Prompt: Pictures appear in the records below; write out everything else exactly.

[Saved entries]
────

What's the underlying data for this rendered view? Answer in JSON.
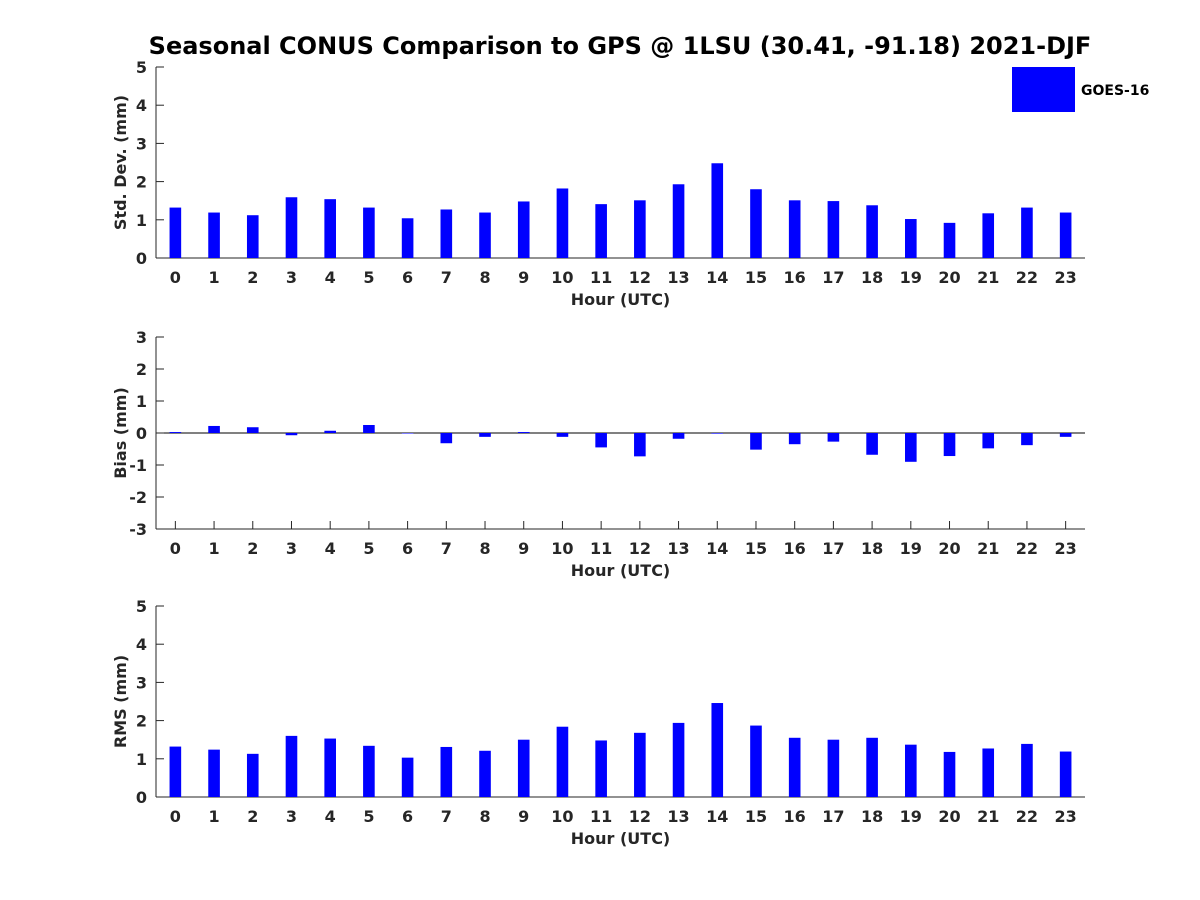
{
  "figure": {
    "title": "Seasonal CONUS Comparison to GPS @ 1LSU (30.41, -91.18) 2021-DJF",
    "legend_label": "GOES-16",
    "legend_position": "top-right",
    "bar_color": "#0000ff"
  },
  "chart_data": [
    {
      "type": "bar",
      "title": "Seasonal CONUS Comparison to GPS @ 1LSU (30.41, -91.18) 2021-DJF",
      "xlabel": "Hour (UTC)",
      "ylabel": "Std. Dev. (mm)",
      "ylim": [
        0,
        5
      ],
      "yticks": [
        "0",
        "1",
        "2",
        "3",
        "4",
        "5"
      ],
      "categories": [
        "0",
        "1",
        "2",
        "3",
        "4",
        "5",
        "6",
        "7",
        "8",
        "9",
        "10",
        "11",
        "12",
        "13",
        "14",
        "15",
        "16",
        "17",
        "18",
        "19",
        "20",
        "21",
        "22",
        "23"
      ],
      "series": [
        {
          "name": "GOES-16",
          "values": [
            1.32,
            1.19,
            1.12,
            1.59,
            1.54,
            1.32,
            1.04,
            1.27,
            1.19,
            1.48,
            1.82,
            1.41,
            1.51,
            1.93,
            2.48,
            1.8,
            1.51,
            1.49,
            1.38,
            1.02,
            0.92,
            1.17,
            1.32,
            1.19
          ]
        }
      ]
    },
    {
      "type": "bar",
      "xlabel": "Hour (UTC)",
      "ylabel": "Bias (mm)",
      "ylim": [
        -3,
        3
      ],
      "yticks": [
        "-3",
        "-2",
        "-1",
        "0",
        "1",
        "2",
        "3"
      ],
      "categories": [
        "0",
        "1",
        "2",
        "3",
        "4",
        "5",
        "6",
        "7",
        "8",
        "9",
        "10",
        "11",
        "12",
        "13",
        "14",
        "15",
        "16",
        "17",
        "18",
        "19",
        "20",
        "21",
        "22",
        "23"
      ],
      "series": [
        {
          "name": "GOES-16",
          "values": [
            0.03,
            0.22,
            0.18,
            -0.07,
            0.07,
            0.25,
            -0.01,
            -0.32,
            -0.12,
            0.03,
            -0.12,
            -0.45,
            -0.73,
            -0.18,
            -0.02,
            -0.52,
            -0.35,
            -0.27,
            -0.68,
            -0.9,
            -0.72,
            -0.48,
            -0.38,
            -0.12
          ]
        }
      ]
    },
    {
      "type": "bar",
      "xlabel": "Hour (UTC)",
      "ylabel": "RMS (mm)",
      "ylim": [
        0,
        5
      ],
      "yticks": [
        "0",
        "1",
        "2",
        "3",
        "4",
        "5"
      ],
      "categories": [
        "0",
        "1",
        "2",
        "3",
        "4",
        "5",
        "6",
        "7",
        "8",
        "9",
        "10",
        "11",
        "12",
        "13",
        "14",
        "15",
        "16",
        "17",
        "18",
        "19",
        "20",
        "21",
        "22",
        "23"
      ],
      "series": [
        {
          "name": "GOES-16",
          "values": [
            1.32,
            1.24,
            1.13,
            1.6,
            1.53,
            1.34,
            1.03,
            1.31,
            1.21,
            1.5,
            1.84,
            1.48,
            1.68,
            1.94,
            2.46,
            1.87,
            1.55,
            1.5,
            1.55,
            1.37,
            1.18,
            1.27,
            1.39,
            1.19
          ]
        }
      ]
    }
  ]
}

────

Final answer:
What's the underlying data for this rendered view? Answer in JSON.
{
  "figure": {
    "title": "Seasonal CONUS Comparison to GPS @ 1LSU (30.41, -91.18) 2021-DJF",
    "legend_label": "GOES-16",
    "legend_position": "top-right",
    "bar_color": "#0000ff"
  },
  "chart_data": [
    {
      "type": "bar",
      "title": "Seasonal CONUS Comparison to GPS @ 1LSU (30.41, -91.18) 2021-DJF",
      "xlabel": "Hour (UTC)",
      "ylabel": "Std. Dev. (mm)",
      "ylim": [
        0,
        5
      ],
      "yticks": [
        "0",
        "1",
        "2",
        "3",
        "4",
        "5"
      ],
      "categories": [
        "0",
        "1",
        "2",
        "3",
        "4",
        "5",
        "6",
        "7",
        "8",
        "9",
        "10",
        "11",
        "12",
        "13",
        "14",
        "15",
        "16",
        "17",
        "18",
        "19",
        "20",
        "21",
        "22",
        "23"
      ],
      "series": [
        {
          "name": "GOES-16",
          "values": [
            1.32,
            1.19,
            1.12,
            1.59,
            1.54,
            1.32,
            1.04,
            1.27,
            1.19,
            1.48,
            1.82,
            1.41,
            1.51,
            1.93,
            2.48,
            1.8,
            1.51,
            1.49,
            1.38,
            1.02,
            0.92,
            1.17,
            1.32,
            1.19
          ]
        }
      ]
    },
    {
      "type": "bar",
      "xlabel": "Hour (UTC)",
      "ylabel": "Bias (mm)",
      "ylim": [
        -3,
        3
      ],
      "yticks": [
        "-3",
        "-2",
        "-1",
        "0",
        "1",
        "2",
        "3"
      ],
      "categories": [
        "0",
        "1",
        "2",
        "3",
        "4",
        "5",
        "6",
        "7",
        "8",
        "9",
        "10",
        "11",
        "12",
        "13",
        "14",
        "15",
        "16",
        "17",
        "18",
        "19",
        "20",
        "21",
        "22",
        "23"
      ],
      "series": [
        {
          "name": "GOES-16",
          "values": [
            0.03,
            0.22,
            0.18,
            -0.07,
            0.07,
            0.25,
            -0.01,
            -0.32,
            -0.12,
            0.03,
            -0.12,
            -0.45,
            -0.73,
            -0.18,
            -0.02,
            -0.52,
            -0.35,
            -0.27,
            -0.68,
            -0.9,
            -0.72,
            -0.48,
            -0.38,
            -0.12
          ]
        }
      ]
    },
    {
      "type": "bar",
      "xlabel": "Hour (UTC)",
      "ylabel": "RMS (mm)",
      "ylim": [
        0,
        5
      ],
      "yticks": [
        "0",
        "1",
        "2",
        "3",
        "4",
        "5"
      ],
      "categories": [
        "0",
        "1",
        "2",
        "3",
        "4",
        "5",
        "6",
        "7",
        "8",
        "9",
        "10",
        "11",
        "12",
        "13",
        "14",
        "15",
        "16",
        "17",
        "18",
        "19",
        "20",
        "21",
        "22",
        "23"
      ],
      "series": [
        {
          "name": "GOES-16",
          "values": [
            1.32,
            1.24,
            1.13,
            1.6,
            1.53,
            1.34,
            1.03,
            1.31,
            1.21,
            1.5,
            1.84,
            1.48,
            1.68,
            1.94,
            2.46,
            1.87,
            1.55,
            1.5,
            1.55,
            1.37,
            1.18,
            1.27,
            1.39,
            1.19
          ]
        }
      ]
    }
  ]
}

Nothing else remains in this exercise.